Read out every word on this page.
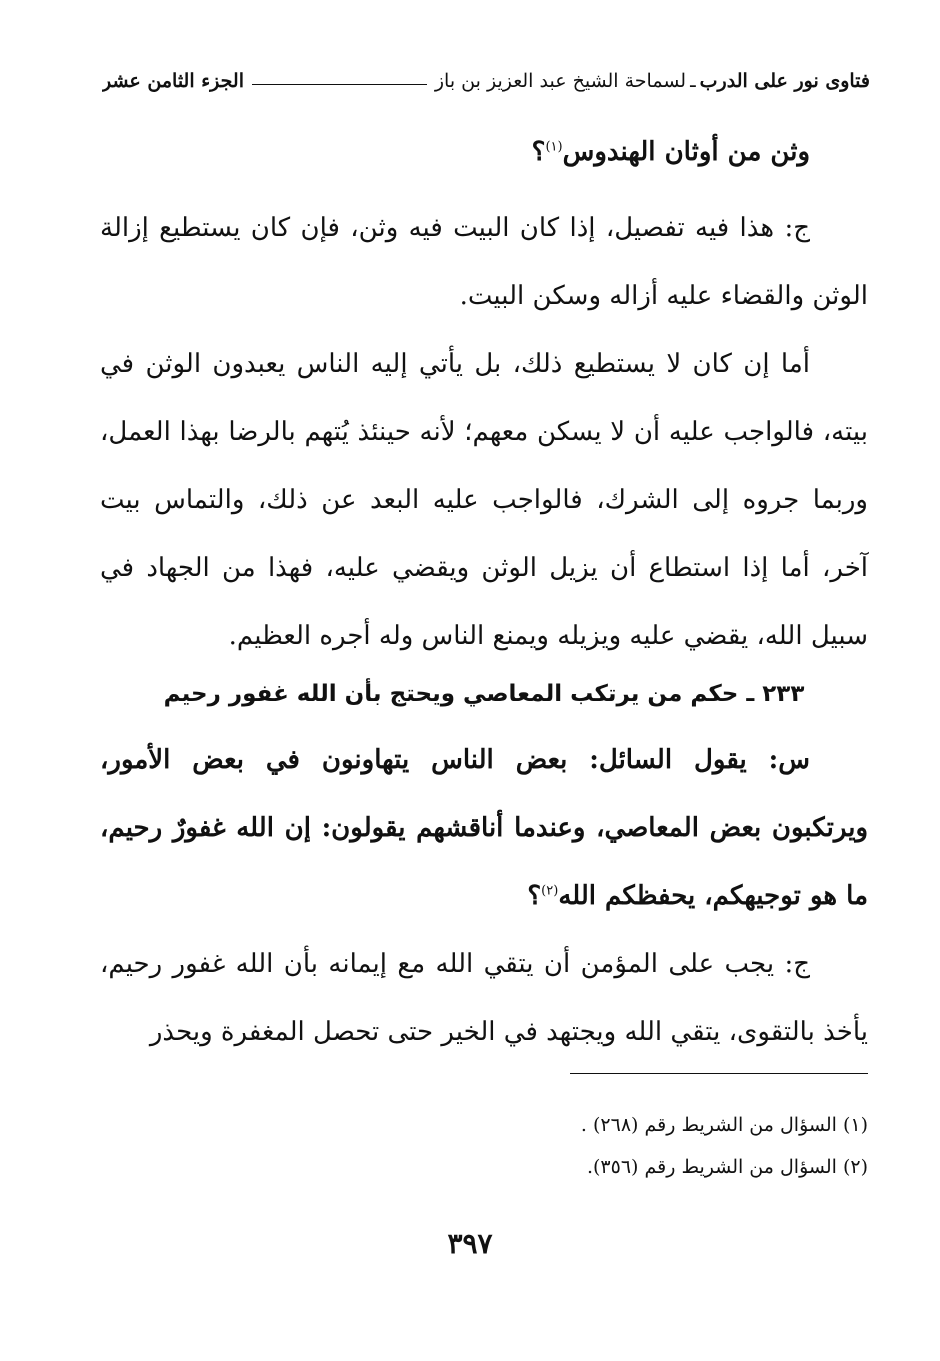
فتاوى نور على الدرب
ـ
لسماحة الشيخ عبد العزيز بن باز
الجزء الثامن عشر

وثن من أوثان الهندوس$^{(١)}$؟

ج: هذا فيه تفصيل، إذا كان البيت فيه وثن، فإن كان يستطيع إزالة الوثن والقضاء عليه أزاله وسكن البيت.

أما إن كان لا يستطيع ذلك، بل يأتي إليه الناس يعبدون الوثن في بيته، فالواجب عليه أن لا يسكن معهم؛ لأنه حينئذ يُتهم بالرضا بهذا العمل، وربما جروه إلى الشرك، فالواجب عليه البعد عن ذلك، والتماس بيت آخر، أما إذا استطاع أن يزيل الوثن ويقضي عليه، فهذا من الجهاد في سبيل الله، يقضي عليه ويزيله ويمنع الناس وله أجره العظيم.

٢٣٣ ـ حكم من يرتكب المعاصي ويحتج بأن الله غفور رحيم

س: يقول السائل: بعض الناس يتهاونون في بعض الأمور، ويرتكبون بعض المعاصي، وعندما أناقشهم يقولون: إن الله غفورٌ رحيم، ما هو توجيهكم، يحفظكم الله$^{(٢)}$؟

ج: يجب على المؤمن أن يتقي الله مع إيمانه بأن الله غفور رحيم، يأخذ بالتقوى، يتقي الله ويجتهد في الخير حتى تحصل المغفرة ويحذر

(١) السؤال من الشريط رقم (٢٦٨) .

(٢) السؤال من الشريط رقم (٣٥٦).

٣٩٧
......
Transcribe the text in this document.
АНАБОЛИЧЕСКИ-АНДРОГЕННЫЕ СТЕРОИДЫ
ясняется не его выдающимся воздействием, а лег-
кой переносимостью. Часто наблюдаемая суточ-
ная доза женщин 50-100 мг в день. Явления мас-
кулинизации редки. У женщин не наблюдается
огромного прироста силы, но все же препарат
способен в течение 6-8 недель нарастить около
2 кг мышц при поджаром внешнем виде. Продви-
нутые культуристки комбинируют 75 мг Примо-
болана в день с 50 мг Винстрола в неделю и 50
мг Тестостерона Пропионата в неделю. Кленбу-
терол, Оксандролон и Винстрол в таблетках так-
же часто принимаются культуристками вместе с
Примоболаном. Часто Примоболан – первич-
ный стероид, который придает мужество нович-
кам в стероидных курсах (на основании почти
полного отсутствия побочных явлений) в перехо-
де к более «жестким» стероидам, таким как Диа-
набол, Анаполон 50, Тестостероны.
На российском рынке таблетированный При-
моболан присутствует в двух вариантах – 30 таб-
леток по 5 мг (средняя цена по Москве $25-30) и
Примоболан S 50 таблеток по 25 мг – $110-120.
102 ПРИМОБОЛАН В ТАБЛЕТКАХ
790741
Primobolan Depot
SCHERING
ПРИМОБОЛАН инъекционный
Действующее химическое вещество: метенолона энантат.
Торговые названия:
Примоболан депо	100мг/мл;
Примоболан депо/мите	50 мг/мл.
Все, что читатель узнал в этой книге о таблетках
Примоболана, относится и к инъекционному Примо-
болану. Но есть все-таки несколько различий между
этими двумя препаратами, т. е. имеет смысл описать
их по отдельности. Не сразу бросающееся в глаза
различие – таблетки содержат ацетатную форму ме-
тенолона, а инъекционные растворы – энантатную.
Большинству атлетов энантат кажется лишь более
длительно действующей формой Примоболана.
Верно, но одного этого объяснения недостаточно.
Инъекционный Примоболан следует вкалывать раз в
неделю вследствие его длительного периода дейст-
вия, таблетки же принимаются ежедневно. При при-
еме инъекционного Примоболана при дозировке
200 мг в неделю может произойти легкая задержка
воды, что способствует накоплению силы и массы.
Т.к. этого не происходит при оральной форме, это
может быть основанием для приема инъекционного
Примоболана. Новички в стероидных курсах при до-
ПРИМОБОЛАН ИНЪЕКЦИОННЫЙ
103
......
=== What the task requires ===
Select every line where the word "более" occurs.

=== Solved problem ===
де к более «жестким» стероидам, таким как Диа-
Большинству атлетов энантат кажется лишь более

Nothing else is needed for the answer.